**REQUIRED WORK**
Select all lines with the string "Date" in them, and copy those lines.

**LISTED ENTRIES**
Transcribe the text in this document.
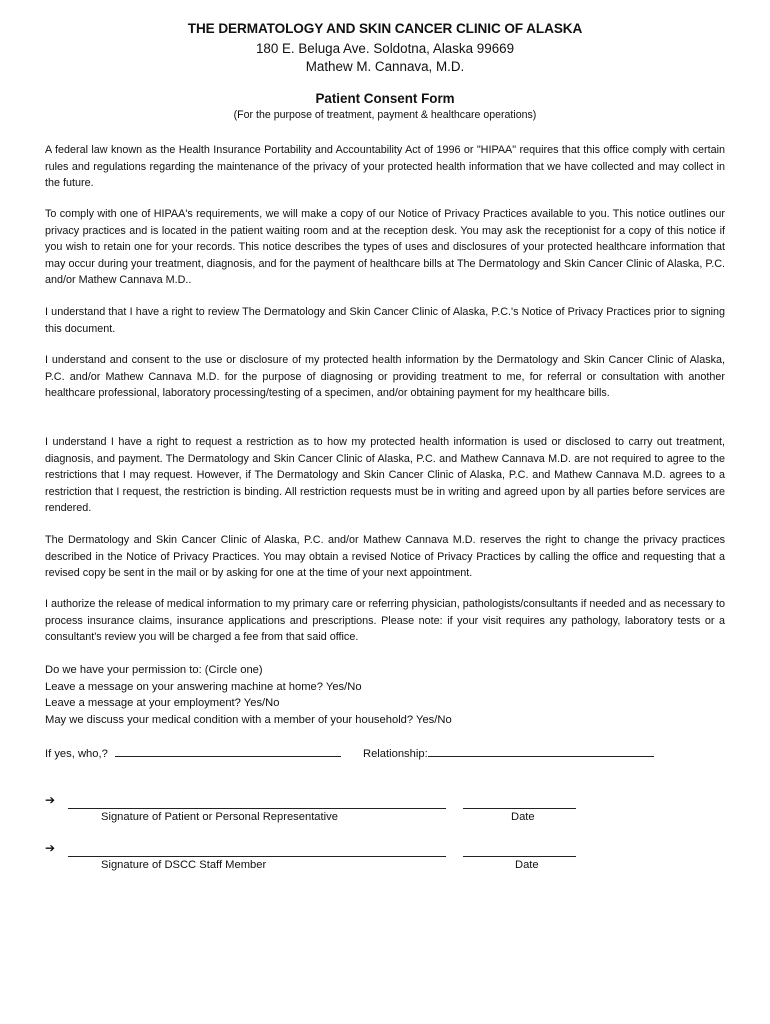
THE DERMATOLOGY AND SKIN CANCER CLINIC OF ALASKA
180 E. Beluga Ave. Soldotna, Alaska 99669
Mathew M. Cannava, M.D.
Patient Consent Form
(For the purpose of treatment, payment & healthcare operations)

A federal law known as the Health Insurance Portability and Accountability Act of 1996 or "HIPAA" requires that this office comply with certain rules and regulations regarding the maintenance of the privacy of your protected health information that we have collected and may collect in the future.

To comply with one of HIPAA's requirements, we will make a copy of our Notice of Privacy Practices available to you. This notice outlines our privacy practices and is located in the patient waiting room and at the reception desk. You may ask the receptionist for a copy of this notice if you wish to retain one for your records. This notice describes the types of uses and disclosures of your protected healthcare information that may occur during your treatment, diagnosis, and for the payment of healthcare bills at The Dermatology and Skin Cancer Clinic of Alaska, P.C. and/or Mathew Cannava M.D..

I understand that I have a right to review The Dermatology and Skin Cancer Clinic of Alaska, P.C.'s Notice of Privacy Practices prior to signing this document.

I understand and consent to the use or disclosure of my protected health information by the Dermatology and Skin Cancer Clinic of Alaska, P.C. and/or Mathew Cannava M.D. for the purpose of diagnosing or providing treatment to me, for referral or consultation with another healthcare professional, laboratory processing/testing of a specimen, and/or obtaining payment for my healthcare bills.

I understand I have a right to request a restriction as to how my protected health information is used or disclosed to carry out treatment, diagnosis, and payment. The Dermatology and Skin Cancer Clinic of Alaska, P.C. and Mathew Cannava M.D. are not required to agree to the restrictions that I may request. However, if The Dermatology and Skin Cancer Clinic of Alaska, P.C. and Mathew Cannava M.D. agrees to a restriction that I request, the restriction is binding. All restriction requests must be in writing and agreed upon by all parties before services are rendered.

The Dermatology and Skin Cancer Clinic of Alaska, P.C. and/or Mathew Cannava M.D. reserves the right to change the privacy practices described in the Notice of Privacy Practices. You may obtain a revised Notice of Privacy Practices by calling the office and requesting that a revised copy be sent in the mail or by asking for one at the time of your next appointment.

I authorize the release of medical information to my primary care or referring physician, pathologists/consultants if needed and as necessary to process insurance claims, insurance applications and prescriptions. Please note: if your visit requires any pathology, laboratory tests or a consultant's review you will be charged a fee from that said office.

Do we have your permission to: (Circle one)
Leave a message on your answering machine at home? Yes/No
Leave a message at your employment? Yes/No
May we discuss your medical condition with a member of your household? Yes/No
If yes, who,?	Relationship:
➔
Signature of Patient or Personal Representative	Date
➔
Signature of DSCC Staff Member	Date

--

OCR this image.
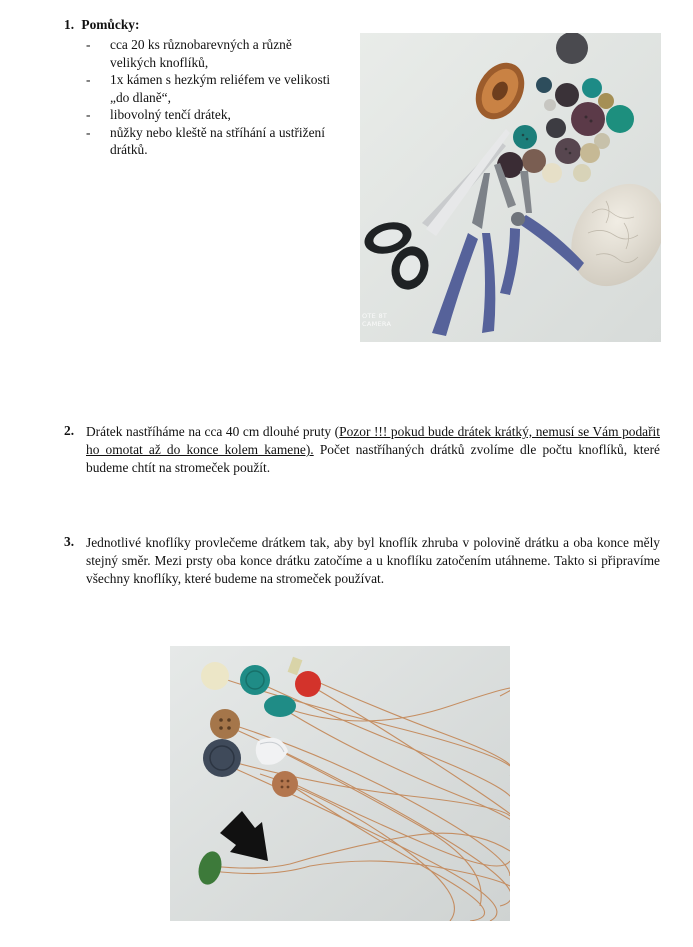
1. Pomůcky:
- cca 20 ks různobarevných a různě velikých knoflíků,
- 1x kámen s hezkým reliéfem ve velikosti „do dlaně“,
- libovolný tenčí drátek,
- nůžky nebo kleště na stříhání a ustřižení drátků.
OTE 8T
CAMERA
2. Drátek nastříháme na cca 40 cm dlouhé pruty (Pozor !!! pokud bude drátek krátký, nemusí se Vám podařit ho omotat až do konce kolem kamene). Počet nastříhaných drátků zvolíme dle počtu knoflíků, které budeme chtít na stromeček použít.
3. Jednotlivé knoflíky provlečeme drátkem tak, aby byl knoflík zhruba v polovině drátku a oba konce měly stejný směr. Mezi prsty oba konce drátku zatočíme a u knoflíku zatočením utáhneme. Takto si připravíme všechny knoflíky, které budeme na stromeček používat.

**RESPONSE TO THIS TASK**
Signature of Patient or Personal Representative	Date
Signature of DSCC Staff Member	Date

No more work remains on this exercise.